[Data items]
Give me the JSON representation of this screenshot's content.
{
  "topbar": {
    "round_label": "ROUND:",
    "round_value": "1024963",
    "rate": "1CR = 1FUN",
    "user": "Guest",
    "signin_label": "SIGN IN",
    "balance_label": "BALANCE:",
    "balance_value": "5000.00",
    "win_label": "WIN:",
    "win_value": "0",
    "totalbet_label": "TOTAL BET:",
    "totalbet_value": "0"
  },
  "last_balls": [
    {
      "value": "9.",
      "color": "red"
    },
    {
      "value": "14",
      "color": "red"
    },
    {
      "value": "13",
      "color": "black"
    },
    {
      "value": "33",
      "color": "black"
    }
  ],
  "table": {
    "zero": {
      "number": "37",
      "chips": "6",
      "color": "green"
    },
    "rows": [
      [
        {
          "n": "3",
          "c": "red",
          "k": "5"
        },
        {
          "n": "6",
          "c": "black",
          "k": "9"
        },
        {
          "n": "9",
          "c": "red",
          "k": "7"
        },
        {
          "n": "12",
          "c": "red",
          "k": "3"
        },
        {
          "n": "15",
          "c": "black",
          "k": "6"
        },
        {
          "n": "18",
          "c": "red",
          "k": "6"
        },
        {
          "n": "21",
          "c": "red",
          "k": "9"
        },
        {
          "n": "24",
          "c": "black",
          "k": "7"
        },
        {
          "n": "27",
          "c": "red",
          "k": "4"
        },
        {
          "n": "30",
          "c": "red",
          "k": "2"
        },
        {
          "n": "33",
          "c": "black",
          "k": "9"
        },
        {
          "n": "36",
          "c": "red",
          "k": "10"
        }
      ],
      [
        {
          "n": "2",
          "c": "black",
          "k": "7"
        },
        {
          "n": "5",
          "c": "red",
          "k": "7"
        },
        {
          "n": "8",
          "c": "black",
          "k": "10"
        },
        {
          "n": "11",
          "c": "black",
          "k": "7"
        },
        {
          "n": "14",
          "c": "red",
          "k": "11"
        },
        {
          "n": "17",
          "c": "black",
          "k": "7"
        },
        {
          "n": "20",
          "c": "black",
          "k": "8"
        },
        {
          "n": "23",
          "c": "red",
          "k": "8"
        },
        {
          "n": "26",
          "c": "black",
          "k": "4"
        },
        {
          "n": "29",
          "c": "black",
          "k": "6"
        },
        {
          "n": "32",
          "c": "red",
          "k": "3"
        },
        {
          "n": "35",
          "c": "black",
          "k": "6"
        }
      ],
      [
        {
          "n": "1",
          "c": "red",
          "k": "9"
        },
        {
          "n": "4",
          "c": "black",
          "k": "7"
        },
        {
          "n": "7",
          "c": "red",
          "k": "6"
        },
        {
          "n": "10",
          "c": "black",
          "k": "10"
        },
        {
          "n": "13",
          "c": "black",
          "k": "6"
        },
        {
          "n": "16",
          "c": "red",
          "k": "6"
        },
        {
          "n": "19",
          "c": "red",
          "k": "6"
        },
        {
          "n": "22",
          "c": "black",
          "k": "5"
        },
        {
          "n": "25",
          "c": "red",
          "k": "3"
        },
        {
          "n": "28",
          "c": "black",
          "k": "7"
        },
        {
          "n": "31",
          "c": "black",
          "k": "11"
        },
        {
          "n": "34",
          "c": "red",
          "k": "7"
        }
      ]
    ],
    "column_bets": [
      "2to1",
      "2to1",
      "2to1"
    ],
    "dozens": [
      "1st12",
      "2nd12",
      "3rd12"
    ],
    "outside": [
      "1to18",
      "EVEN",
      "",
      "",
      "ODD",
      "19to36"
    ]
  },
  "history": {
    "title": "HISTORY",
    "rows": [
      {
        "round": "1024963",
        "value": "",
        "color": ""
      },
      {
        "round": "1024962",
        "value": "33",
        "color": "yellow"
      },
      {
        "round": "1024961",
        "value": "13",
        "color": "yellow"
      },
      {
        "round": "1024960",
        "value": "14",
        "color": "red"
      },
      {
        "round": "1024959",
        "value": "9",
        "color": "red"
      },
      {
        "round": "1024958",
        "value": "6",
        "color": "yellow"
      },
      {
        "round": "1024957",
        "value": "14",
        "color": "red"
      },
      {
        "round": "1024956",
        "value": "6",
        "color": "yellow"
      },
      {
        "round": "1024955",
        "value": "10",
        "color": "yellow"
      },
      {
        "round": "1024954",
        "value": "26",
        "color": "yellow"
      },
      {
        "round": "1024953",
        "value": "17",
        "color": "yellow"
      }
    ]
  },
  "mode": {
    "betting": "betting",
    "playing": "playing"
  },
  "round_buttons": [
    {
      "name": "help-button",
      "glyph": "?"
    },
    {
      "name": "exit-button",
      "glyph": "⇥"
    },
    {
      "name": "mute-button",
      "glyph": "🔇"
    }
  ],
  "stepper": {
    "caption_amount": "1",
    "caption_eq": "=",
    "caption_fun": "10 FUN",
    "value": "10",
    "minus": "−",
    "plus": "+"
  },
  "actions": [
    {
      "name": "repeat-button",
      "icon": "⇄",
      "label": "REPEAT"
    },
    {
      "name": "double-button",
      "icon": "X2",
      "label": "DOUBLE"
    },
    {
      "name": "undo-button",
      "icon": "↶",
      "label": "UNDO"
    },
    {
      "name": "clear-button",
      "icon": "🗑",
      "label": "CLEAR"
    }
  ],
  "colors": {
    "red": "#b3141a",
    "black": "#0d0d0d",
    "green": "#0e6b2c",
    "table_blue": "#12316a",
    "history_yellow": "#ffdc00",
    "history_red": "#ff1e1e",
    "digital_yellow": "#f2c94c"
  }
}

TASK REQUIREMENTS: Repeat the data exactly. Leave nothing out.

TASK SOLUTION:
Give me the JSON representation of this screenshot's content.
{
  "topbar": {
    "round_label": "ROUND:",
    "round_value": "1024963",
    "rate": "1CR = 1FUN",
    "user": "Guest",
    "signin_label": "SIGN IN",
    "balance_label": "BALANCE:",
    "balance_value": "5000.00",
    "win_label": "WIN:",
    "win_value": "0",
    "totalbet_label": "TOTAL BET:",
    "totalbet_value": "0"
  },
  "last_balls": [
    {
      "value": "9.",
      "color": "red"
    },
    {
      "value": "14",
      "color": "red"
    },
    {
      "value": "13",
      "color": "black"
    },
    {
      "value": "33",
      "color": "black"
    }
  ],
  "table": {
    "zero": {
      "number": "37",
      "chips": "6",
      "color": "green"
    },
    "rows": [
      [
        {
          "n": "3",
          "c": "red",
          "k": "5"
        },
        {
          "n": "6",
          "c": "black",
          "k": "9"
        },
        {
          "n": "9",
          "c": "red",
          "k": "7"
        },
        {
          "n": "12",
          "c": "red",
          "k": "3"
        },
        {
          "n": "15",
          "c": "black",
          "k": "6"
        },
        {
          "n": "18",
          "c": "red",
          "k": "6"
        },
        {
          "n": "21",
          "c": "red",
          "k": "9"
        },
        {
          "n": "24",
          "c": "black",
          "k": "7"
        },
        {
          "n": "27",
          "c": "red",
          "k": "4"
        },
        {
          "n": "30",
          "c": "red",
          "k": "2"
        },
        {
          "n": "33",
          "c": "black",
          "k": "9"
        },
        {
          "n": "36",
          "c": "red",
          "k": "10"
        }
      ],
      [
        {
          "n": "2",
          "c": "black",
          "k": "7"
        },
        {
          "n": "5",
          "c": "red",
          "k": "7"
        },
        {
          "n": "8",
          "c": "black",
          "k": "10"
        },
        {
          "n": "11",
          "c": "black",
          "k": "7"
        },
        {
          "n": "14",
          "c": "red",
          "k": "11"
        },
        {
          "n": "17",
          "c": "black",
          "k": "7"
        },
        {
          "n": "20",
          "c": "black",
          "k": "8"
        },
        {
          "n": "23",
          "c": "red",
          "k": "8"
        },
        {
          "n": "26",
          "c": "black",
          "k": "4"
        },
        {
          "n": "29",
          "c": "black",
          "k": "6"
        },
        {
          "n": "32",
          "c": "red",
          "k": "3"
        },
        {
          "n": "35",
          "c": "black",
          "k": "6"
        }
      ],
      [
        {
          "n": "1",
          "c": "red",
          "k": "9"
        },
        {
          "n": "4",
          "c": "black",
          "k": "7"
        },
        {
          "n": "7",
          "c": "red",
          "k": "6"
        },
        {
          "n": "10",
          "c": "black",
          "k": "10"
        },
        {
          "n": "13",
          "c": "black",
          "k": "6"
        },
        {
          "n": "16",
          "c": "red",
          "k": "6"
        },
        {
          "n": "19",
          "c": "red",
          "k": "6"
        },
        {
          "n": "22",
          "c": "black",
          "k": "5"
        },
        {
          "n": "25",
          "c": "red",
          "k": "3"
        },
        {
          "n": "28",
          "c": "black",
          "k": "7"
        },
        {
          "n": "31",
          "c": "black",
          "k": "11"
        },
        {
          "n": "34",
          "c": "red",
          "k": "7"
        }
      ]
    ],
    "column_bets": [
      "2to1",
      "2to1",
      "2to1"
    ],
    "dozens": [
      "1st12",
      "2nd12",
      "3rd12"
    ],
    "outside": [
      "1to18",
      "EVEN",
      "",
      "",
      "ODD",
      "19to36"
    ]
  },
  "history": {
    "title": "HISTORY",
    "rows": [
      {
        "round": "1024963",
        "value": "",
        "color": ""
      },
      {
        "round": "1024962",
        "value": "33",
        "color": "yellow"
      },
      {
        "round": "1024961",
        "value": "13",
        "color": "yellow"
      },
      {
        "round": "1024960",
        "value": "14",
        "color": "red"
      },
      {
        "round": "1024959",
        "value": "9",
        "color": "red"
      },
      {
        "round": "1024958",
        "value": "6",
        "color": "yellow"
      },
      {
        "round": "1024957",
        "value": "14",
        "color": "red"
      },
      {
        "round": "1024956",
        "value": "6",
        "color": "yellow"
      },
      {
        "round": "1024955",
        "value": "10",
        "color": "yellow"
      },
      {
        "round": "1024954",
        "value": "26",
        "color": "yellow"
      },
      {
        "round": "1024953",
        "value": "17",
        "color": "yellow"
      }
    ]
  },
  "mode": {
    "betting": "betting",
    "playing": "playing"
  },
  "round_buttons": [
    {
      "name": "help-button",
      "glyph": "?"
    },
    {
      "name": "exit-button",
      "glyph": "⇥"
    },
    {
      "name": "mute-button",
      "glyph": "🔇"
    }
  ],
  "stepper": {
    "caption_amount": "1",
    "caption_eq": "=",
    "caption_fun": "10 FUN",
    "value": "10",
    "minus": "−",
    "plus": "+"
  },
  "actions": [
    {
      "name": "repeat-button",
      "icon": "⇄",
      "label": "REPEAT"
    },
    {
      "name": "double-button",
      "icon": "X2",
      "label": "DOUBLE"
    },
    {
      "name": "undo-button",
      "icon": "↶",
      "label": "UNDO"
    },
    {
      "name": "clear-button",
      "icon": "🗑",
      "label": "CLEAR"
    }
  ],
  "colors": {
    "red": "#b3141a",
    "black": "#0d0d0d",
    "green": "#0e6b2c",
    "table_blue": "#12316a",
    "history_yellow": "#ffdc00",
    "history_red": "#ff1e1e",
    "digital_yellow": "#f2c94c"
  }
}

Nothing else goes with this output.